►

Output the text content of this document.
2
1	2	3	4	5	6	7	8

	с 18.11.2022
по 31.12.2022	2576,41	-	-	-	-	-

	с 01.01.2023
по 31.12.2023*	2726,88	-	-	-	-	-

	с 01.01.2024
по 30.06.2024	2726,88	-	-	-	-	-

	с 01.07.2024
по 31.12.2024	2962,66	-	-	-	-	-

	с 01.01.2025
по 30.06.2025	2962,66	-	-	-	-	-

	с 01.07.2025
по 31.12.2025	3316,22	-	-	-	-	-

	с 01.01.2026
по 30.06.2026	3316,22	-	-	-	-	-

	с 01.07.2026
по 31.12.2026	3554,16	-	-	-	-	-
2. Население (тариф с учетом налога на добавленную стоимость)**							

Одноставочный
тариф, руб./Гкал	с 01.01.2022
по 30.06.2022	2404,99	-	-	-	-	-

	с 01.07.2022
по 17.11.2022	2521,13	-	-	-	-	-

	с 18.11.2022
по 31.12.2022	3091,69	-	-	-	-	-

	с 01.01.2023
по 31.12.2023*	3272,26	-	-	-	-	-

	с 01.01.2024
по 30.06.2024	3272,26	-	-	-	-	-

◄

*What you have to do*: Write the data out again in full and exactly.

*Full answer*:
Output the text content of this document.
2
1	2	3	4	5	6	7	8

	с 18.11.2022
по 31.12.2022	2576,41	-	-	-	-	-

	с 01.01.2023
по 31.12.2023*	2726,88	-	-	-	-	-

	с 01.01.2024
по 30.06.2024	2726,88	-	-	-	-	-

	с 01.07.2024
по 31.12.2024	2962,66	-	-	-	-	-

	с 01.01.2025
по 30.06.2025	2962,66	-	-	-	-	-

	с 01.07.2025
по 31.12.2025	3316,22	-	-	-	-	-

	с 01.01.2026
по 30.06.2026	3316,22	-	-	-	-	-

	с 01.07.2026
по 31.12.2026	3554,16	-	-	-	-	-
2. Население (тариф с учетом налога на добавленную стоимость)**							

Одноставочный
тариф, руб./Гкал	с 01.01.2022
по 30.06.2022	2404,99	-	-	-	-	-

	с 01.07.2022
по 17.11.2022	2521,13	-	-	-	-	-

	с 18.11.2022
по 31.12.2022	3091,69	-	-	-	-	-

	с 01.01.2023
по 31.12.2023*	3272,26	-	-	-	-	-

	с 01.01.2024
по 30.06.2024	3272,26	-	-	-	-	-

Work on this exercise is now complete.